Job
Review the material and extract every line in which the word "Johanniterkapelle" occurs.

Stored records:
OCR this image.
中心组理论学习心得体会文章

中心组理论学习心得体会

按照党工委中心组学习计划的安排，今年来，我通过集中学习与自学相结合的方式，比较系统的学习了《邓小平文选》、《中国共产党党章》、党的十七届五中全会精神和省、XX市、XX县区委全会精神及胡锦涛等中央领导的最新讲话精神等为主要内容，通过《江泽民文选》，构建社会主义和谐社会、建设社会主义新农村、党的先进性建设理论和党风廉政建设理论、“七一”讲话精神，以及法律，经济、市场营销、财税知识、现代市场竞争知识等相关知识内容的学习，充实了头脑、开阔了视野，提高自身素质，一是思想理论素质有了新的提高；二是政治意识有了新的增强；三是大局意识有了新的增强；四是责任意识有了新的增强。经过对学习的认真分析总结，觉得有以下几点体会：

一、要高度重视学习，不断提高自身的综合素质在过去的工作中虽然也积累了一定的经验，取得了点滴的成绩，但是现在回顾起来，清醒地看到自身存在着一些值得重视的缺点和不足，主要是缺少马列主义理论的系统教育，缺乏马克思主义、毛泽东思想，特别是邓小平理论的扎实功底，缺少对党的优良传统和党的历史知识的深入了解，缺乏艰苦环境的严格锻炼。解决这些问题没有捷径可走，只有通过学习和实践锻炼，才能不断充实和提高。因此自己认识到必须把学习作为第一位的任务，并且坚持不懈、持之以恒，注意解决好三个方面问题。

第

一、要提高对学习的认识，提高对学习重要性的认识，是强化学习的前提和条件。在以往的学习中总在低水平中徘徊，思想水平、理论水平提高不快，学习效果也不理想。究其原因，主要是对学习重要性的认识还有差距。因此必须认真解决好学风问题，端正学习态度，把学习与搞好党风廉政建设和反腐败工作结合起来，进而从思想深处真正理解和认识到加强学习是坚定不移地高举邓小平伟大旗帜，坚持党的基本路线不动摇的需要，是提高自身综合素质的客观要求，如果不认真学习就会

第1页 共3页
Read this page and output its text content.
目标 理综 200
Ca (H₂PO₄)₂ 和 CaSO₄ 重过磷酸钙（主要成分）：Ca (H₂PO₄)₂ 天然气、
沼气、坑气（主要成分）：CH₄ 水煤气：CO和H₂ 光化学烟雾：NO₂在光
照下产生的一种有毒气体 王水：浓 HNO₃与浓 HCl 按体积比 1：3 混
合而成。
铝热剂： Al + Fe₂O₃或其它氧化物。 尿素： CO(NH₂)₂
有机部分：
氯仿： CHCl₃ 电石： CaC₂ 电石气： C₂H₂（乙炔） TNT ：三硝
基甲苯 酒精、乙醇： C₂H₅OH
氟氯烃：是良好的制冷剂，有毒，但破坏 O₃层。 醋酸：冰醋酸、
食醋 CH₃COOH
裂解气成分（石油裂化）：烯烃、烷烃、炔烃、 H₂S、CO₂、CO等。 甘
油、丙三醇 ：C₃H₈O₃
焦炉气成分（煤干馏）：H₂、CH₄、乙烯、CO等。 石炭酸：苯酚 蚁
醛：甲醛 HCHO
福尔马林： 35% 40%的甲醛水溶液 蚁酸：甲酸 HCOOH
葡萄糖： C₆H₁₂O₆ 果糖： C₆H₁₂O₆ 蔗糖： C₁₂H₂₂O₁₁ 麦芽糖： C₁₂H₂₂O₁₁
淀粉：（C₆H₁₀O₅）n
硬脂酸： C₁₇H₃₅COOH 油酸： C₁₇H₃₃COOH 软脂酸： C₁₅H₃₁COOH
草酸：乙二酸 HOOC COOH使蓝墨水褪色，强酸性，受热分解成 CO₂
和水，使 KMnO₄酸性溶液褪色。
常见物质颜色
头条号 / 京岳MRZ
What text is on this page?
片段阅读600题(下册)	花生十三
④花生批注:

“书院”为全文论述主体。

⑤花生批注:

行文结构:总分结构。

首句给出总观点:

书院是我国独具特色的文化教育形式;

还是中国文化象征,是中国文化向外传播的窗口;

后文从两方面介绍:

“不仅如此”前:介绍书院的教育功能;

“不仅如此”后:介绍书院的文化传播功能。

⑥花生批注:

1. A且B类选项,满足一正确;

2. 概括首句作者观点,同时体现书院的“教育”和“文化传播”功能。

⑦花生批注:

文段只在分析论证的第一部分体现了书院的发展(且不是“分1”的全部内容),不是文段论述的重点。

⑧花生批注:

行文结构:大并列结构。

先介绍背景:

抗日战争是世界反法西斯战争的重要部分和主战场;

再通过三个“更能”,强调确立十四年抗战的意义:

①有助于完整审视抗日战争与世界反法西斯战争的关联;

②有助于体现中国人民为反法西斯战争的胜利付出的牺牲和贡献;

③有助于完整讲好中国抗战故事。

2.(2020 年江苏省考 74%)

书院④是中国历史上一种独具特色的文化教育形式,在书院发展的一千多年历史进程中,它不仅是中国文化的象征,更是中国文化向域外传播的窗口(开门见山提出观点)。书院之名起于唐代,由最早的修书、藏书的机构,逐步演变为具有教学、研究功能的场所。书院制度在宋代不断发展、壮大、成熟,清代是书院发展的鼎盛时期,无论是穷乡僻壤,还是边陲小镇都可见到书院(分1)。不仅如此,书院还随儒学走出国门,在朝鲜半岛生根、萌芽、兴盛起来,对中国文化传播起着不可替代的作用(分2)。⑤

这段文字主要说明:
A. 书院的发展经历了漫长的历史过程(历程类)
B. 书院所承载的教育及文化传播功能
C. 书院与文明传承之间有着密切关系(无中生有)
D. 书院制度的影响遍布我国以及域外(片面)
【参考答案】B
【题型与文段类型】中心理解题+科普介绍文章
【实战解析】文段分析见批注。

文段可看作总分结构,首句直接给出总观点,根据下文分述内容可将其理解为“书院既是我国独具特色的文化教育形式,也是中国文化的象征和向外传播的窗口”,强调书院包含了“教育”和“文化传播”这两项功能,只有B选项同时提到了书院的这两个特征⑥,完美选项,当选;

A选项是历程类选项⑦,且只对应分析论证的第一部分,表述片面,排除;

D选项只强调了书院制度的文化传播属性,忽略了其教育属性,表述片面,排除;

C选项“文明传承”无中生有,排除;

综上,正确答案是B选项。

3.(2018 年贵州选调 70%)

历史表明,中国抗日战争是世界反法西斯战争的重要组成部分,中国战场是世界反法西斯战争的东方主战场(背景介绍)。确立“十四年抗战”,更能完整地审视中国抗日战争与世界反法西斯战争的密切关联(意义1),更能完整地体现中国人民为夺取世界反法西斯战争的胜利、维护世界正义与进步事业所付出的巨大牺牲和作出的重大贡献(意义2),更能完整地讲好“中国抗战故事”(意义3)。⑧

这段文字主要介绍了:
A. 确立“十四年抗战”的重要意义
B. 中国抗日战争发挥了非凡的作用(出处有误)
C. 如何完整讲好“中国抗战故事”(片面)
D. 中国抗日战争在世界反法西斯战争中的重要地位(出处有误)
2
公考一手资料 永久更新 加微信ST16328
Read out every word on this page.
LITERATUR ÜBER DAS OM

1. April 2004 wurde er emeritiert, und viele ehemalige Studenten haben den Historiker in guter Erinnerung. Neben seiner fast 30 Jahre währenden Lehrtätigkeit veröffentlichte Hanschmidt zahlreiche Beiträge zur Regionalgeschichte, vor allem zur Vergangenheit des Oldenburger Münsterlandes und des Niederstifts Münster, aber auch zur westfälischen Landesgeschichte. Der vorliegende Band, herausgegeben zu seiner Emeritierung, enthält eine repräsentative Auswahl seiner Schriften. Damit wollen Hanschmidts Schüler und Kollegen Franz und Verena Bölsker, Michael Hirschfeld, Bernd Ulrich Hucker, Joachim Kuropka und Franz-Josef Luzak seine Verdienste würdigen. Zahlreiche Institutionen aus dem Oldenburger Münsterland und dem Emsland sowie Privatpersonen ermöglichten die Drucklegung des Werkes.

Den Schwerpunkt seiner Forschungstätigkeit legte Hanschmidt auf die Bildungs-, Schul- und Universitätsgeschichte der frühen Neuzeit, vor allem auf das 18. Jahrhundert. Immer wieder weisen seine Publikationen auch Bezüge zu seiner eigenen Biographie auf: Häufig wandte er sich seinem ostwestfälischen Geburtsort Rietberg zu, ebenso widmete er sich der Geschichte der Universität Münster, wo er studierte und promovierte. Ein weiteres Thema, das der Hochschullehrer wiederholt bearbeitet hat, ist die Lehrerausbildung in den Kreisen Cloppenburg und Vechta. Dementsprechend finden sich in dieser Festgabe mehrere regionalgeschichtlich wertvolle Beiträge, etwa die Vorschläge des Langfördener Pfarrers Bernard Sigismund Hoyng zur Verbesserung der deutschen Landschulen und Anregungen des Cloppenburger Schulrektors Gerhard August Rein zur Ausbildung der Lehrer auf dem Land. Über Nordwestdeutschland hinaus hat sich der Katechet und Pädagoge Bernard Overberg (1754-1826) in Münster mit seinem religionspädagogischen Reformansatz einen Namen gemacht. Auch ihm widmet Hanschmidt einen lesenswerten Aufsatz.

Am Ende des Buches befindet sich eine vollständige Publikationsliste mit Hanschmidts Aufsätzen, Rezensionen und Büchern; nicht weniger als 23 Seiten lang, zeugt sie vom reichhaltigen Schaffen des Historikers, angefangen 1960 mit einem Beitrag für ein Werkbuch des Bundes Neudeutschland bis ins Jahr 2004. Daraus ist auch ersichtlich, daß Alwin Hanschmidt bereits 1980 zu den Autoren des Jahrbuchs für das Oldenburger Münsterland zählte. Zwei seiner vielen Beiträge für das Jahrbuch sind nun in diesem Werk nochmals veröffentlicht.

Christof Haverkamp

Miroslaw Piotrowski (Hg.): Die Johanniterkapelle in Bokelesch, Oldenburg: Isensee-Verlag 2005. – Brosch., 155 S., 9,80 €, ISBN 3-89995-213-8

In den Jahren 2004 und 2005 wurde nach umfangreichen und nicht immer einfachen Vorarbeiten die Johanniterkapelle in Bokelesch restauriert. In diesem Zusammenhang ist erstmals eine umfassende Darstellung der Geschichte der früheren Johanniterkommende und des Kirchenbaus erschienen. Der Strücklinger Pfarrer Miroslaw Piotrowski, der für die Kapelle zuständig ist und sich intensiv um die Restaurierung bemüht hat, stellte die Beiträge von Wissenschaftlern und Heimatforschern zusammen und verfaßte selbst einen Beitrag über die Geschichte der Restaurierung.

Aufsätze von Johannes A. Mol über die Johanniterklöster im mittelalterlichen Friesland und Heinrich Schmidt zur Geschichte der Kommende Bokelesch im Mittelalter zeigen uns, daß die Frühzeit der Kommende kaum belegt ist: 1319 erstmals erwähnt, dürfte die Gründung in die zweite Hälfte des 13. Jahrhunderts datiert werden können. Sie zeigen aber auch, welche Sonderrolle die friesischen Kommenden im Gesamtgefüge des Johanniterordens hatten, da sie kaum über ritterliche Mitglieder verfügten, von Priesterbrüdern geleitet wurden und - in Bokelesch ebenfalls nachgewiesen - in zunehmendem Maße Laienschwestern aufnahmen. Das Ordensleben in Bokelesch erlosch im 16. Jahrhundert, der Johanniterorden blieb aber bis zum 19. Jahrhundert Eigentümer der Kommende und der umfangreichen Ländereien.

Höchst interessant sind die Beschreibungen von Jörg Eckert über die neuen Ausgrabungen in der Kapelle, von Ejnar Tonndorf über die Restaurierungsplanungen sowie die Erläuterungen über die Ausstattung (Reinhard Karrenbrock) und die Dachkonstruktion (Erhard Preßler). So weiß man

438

The completed task
Miroslaw Piotrowski (Hg.): Die Johanniterkapelle in Bokelesch, Oldenburg: Isensee-Verlag 2005. – Brosch., 155 S., 9,80 €, ISBN 3-89995-213-8
In den Jahren 2004 und 2005 wurde nach umfangreichen und nicht immer einfachen Vorarbeiten die Johanniterkapelle in Bokelesch restauriert. In diesem Zusammenhang ist erstmals eine umfassende Darstellung der Geschichte der früheren Johanniterkommende und des Kirchenbaus erschienen. Der Strücklinger Pfarrer Miroslaw Piotrowski, der für die Kapelle zuständig ist und sich intensiv um die Restaurierung bemüht hat, stellte die Beiträge von Wissenschaftlern und Heimatforschern zusammen und verfaßte selbst einen Beitrag über die Geschichte der Restaurierung.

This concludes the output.